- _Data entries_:
## start

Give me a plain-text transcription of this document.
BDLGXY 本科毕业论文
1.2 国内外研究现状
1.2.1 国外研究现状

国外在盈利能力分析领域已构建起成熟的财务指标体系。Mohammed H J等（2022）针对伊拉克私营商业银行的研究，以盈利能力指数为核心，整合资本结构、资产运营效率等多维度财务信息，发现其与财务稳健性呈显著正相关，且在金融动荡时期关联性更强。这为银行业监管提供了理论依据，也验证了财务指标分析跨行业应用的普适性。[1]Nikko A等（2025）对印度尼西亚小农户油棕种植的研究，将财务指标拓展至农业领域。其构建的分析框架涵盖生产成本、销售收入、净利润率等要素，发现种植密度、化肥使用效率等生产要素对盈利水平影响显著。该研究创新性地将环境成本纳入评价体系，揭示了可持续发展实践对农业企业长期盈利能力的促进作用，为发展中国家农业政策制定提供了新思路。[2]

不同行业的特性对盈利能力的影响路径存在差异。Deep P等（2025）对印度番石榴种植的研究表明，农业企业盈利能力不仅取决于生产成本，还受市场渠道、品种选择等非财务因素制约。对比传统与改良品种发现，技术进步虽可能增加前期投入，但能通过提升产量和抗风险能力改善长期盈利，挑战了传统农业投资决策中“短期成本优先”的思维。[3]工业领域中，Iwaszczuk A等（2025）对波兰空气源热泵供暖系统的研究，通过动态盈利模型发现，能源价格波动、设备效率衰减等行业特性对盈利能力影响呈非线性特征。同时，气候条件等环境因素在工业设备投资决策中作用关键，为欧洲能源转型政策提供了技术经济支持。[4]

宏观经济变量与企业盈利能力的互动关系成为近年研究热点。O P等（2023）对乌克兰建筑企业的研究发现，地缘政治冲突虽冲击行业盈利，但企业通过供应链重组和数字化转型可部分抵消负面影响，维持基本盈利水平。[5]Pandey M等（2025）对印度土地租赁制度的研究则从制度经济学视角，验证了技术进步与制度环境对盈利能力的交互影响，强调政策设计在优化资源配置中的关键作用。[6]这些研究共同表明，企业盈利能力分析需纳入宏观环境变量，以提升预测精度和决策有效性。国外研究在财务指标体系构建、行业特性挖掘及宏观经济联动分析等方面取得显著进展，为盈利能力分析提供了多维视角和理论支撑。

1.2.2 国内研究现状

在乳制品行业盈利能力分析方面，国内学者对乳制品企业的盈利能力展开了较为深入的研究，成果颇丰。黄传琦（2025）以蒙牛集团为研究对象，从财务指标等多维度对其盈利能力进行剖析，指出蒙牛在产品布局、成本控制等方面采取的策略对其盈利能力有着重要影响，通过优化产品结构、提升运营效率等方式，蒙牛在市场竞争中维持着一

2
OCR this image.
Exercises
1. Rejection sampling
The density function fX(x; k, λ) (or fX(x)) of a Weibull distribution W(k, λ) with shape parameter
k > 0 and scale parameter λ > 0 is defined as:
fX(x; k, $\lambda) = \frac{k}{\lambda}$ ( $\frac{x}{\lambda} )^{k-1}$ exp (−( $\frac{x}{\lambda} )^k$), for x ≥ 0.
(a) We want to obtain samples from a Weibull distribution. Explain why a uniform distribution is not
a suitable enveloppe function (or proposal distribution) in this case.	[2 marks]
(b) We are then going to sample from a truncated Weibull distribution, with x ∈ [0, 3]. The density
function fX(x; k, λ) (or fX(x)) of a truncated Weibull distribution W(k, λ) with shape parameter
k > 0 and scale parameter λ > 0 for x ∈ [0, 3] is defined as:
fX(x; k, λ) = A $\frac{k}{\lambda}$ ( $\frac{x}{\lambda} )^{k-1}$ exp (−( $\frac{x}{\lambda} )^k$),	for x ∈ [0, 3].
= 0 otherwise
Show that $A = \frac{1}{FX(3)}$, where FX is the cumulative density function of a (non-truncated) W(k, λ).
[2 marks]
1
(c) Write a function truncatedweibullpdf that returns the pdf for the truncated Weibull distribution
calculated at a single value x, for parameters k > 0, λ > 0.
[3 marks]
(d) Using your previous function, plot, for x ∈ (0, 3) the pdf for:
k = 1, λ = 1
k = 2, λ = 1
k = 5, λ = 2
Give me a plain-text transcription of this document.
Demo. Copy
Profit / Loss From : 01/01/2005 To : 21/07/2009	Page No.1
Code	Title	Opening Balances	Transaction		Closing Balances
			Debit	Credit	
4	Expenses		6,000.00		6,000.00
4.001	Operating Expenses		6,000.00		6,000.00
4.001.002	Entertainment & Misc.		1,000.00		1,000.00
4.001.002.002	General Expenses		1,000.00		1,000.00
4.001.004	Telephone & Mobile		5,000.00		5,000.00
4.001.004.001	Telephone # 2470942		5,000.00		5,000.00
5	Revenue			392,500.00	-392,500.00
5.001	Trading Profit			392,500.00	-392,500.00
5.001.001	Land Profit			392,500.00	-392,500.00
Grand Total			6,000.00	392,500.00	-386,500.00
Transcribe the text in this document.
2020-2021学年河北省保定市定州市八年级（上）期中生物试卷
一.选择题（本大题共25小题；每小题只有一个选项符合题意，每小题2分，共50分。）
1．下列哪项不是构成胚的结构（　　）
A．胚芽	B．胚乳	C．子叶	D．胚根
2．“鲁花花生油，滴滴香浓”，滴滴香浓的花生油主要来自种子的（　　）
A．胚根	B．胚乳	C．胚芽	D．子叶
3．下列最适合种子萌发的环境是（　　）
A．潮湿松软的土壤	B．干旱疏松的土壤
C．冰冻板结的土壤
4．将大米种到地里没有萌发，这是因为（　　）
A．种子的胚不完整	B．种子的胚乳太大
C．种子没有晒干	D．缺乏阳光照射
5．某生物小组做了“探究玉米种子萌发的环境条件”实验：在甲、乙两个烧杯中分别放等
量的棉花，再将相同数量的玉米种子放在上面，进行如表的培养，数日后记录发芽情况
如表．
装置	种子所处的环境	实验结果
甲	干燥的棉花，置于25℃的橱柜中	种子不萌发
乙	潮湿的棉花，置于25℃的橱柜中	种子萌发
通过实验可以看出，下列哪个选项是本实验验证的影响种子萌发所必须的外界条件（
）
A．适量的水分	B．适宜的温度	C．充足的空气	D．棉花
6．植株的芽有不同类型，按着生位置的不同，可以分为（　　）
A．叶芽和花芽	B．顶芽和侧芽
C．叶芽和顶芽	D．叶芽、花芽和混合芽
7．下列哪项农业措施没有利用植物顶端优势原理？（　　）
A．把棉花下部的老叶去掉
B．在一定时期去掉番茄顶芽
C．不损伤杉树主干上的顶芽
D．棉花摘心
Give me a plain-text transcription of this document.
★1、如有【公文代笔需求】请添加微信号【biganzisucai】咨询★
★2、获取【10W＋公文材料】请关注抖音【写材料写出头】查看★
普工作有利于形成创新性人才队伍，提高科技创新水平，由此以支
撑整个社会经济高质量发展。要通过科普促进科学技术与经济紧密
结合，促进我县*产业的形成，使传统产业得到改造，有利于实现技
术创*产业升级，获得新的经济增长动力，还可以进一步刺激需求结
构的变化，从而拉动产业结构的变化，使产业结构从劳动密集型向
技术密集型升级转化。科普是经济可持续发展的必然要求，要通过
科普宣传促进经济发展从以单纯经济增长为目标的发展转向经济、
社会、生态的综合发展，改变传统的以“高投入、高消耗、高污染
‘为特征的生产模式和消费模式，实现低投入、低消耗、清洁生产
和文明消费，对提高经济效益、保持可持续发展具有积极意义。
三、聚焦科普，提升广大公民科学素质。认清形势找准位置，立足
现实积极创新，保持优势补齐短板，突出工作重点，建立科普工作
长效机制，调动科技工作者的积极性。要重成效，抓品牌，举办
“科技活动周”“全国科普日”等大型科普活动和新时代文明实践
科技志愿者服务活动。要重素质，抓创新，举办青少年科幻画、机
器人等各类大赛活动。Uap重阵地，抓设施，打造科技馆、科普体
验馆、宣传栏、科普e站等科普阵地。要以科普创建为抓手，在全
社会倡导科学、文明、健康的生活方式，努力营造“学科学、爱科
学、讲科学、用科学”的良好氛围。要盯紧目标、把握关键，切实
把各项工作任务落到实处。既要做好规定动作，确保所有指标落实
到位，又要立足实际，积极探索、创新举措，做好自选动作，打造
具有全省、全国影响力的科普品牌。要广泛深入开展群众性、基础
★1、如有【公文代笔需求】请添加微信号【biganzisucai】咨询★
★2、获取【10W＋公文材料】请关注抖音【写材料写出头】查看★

## end

- _Exercise prompt_: Pick each line holding the word "marks" out of the listing.

- _Final result_:
a suitable enveloppe function (or proposal distribution) in this case.	[2 marks]
[2 marks]
[3 marks]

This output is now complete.